── Material supplied ──
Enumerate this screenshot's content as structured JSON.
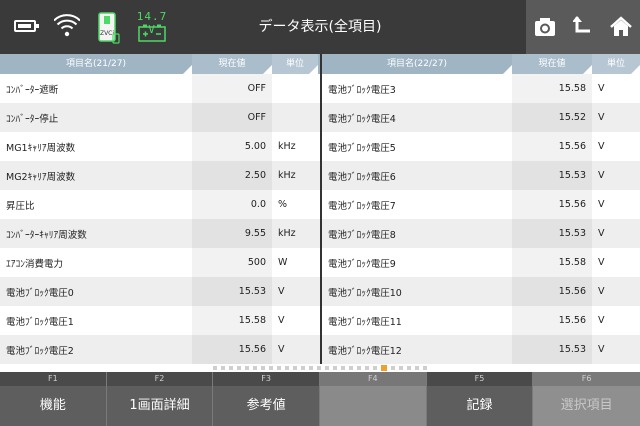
{
  "header": {
    "title": "データ表示(全項目)",
    "voltage": "14.7 V",
    "device_label": "ZVCi",
    "icons": [
      "battery-icon",
      "wifi-icon",
      "zvci-icon",
      "car-battery-icon",
      "camera-icon",
      "upload-icon",
      "home-icon"
    ]
  },
  "left_table": {
    "headers": {
      "name": "項目名(21/27)",
      "value": "現在値",
      "unit": "単位"
    },
    "rows": [
      {
        "name": "ｺﾝﾊﾞｰﾀｰ遮断",
        "value": "OFF",
        "unit": ""
      },
      {
        "name": "ｺﾝﾊﾞｰﾀｰ停止",
        "value": "OFF",
        "unit": ""
      },
      {
        "name": "MG1ｷｬﾘｱ周波数",
        "value": "5.00",
        "unit": "kHz"
      },
      {
        "name": "MG2ｷｬﾘｱ周波数",
        "value": "2.50",
        "unit": "kHz"
      },
      {
        "name": "昇圧比",
        "value": "0.0",
        "unit": "%"
      },
      {
        "name": "ｺﾝﾊﾞｰﾀｰｷｬﾘｱ周波数",
        "value": "9.55",
        "unit": "kHz"
      },
      {
        "name": "ｴｱｺﾝ消費電力",
        "value": "500",
        "unit": "W"
      },
      {
        "name": "電池ﾌﾞﾛｯｸ電圧0",
        "value": "15.53",
        "unit": "V"
      },
      {
        "name": "電池ﾌﾞﾛｯｸ電圧1",
        "value": "15.58",
        "unit": "V"
      },
      {
        "name": "電池ﾌﾞﾛｯｸ電圧2",
        "value": "15.56",
        "unit": "V"
      }
    ]
  },
  "right_table": {
    "headers": {
      "name": "項目名(22/27)",
      "value": "現在値",
      "unit": "単位"
    },
    "rows": [
      {
        "name": "電池ﾌﾞﾛｯｸ電圧3",
        "value": "15.58",
        "unit": "V"
      },
      {
        "name": "電池ﾌﾞﾛｯｸ電圧4",
        "value": "15.52",
        "unit": "V"
      },
      {
        "name": "電池ﾌﾞﾛｯｸ電圧5",
        "value": "15.56",
        "unit": "V"
      },
      {
        "name": "電池ﾌﾞﾛｯｸ電圧6",
        "value": "15.53",
        "unit": "V"
      },
      {
        "name": "電池ﾌﾞﾛｯｸ電圧7",
        "value": "15.56",
        "unit": "V"
      },
      {
        "name": "電池ﾌﾞﾛｯｸ電圧8",
        "value": "15.53",
        "unit": "V"
      },
      {
        "name": "電池ﾌﾞﾛｯｸ電圧9",
        "value": "15.58",
        "unit": "V"
      },
      {
        "name": "電池ﾌﾞﾛｯｸ電圧10",
        "value": "15.56",
        "unit": "V"
      },
      {
        "name": "電池ﾌﾞﾛｯｸ電圧11",
        "value": "15.56",
        "unit": "V"
      },
      {
        "name": "電池ﾌﾞﾛｯｸ電圧12",
        "value": "15.53",
        "unit": "V"
      }
    ]
  },
  "pagination": {
    "total": 27,
    "active": 22
  },
  "function_bar": [
    {
      "key": "F1",
      "label": "機能",
      "state": "enabled"
    },
    {
      "key": "F2",
      "label": "1画面詳細",
      "state": "enabled"
    },
    {
      "key": "F3",
      "label": "参考値",
      "state": "enabled"
    },
    {
      "key": "F4",
      "label": "",
      "state": "empty"
    },
    {
      "key": "F5",
      "label": "記録",
      "state": "enabled"
    },
    {
      "key": "F6",
      "label": "選択項目",
      "state": "disabled"
    }
  ],
  "colors": {
    "header_bg": "#3a3a3a",
    "table_header_bg": "#9fb5c4",
    "active_dot": "#f0a030",
    "voltage_text": "#4cd964"
  }
}
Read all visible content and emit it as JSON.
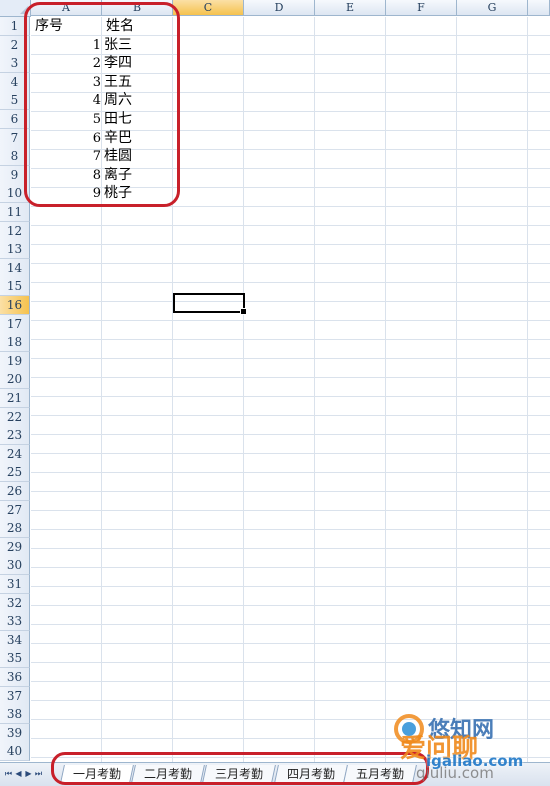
───
* [Directive]
Drop the pictures and reproduce the rest of the entries above exactly.

* [Output of the task]
Enumerate this screenshot's content as structured JSON.
{
  "header": {
    "title": "データ表示(全項目)",
    "voltage": "14.7 V",
    "device_label": "ZVCi",
    "icons": [
      "battery-icon",
      "wifi-icon",
      "zvci-icon",
      "car-battery-icon",
      "camera-icon",
      "upload-icon",
      "home-icon"
    ]
  },
  "left_table": {
    "headers": {
      "name": "項目名(21/27)",
      "value": "現在値",
      "unit": "単位"
    },
    "rows": [
      {
        "name": "ｺﾝﾊﾞｰﾀｰ遮断",
        "value": "OFF",
        "unit": ""
      },
      {
        "name": "ｺﾝﾊﾞｰﾀｰ停止",
        "value": "OFF",
        "unit": ""
      },
      {
        "name": "MG1ｷｬﾘｱ周波数",
        "value": "5.00",
        "unit": "kHz"
      },
      {
        "name": "MG2ｷｬﾘｱ周波数",
        "value": "2.50",
        "unit": "kHz"
      },
      {
        "name": "昇圧比",
        "value": "0.0",
        "unit": "%"
      },
      {
        "name": "ｺﾝﾊﾞｰﾀｰｷｬﾘｱ周波数",
        "value": "9.55",
        "unit": "kHz"
      },
      {
        "name": "ｴｱｺﾝ消費電力",
        "value": "500",
        "unit": "W"
      },
      {
        "name": "電池ﾌﾞﾛｯｸ電圧0",
        "value": "15.53",
        "unit": "V"
      },
      {
        "name": "電池ﾌﾞﾛｯｸ電圧1",
        "value": "15.58",
        "unit": "V"
      },
      {
        "name": "電池ﾌﾞﾛｯｸ電圧2",
        "value": "15.56",
        "unit": "V"
      }
    ]
  },
  "right_table": {
    "headers": {
      "name": "項目名(22/27)",
      "value": "現在値",
      "unit": "単位"
    },
    "rows": [
      {
        "name": "電池ﾌﾞﾛｯｸ電圧3",
        "value": "15.58",
        "unit": "V"
      },
      {
        "name": "電池ﾌﾞﾛｯｸ電圧4",
        "value": "15.52",
        "unit": "V"
      },
      {
        "name": "電池ﾌﾞﾛｯｸ電圧5",
        "value": "15.56",
        "unit": "V"
      },
      {
        "name": "電池ﾌﾞﾛｯｸ電圧6",
        "value": "15.53",
        "unit": "V"
      },
      {
        "name": "電池ﾌﾞﾛｯｸ電圧7",
        "value": "15.56",
        "unit": "V"
      },
      {
        "name": "電池ﾌﾞﾛｯｸ電圧8",
        "value": "15.53",
        "unit": "V"
      },
      {
        "name": "電池ﾌﾞﾛｯｸ電圧9",
        "value": "15.58",
        "unit": "V"
      },
      {
        "name": "電池ﾌﾞﾛｯｸ電圧10",
        "value": "15.56",
        "unit": "V"
      },
      {
        "name": "電池ﾌﾞﾛｯｸ電圧11",
        "value": "15.56",
        "unit": "V"
      },
      {
        "name": "電池ﾌﾞﾛｯｸ電圧12",
        "value": "15.53",
        "unit": "V"
      }
    ]
  },
  "pagination": {
    "total": 27,
    "active": 22
  },
  "function_bar": [
    {
      "key": "F1",
      "label": "機能",
      "state": "enabled"
    },
    {
      "key": "F2",
      "label": "1画面詳細",
      "state": "enabled"
    },
    {
      "key": "F3",
      "label": "参考値",
      "state": "enabled"
    },
    {
      "key": "F4",
      "label": "",
      "state": "empty"
    },
    {
      "key": "F5",
      "label": "記録",
      "state": "enabled"
    },
    {
      "key": "F6",
      "label": "選択項目",
      "state": "disabled"
    }
  ],
  "colors": {
    "header_bg": "#3a3a3a",
    "table_header_bg": "#9fb5c4",
    "active_dot": "#f0a030",
    "voltage_text": "#4cd964"
  }
}
Read all visible content and emit it as JSON.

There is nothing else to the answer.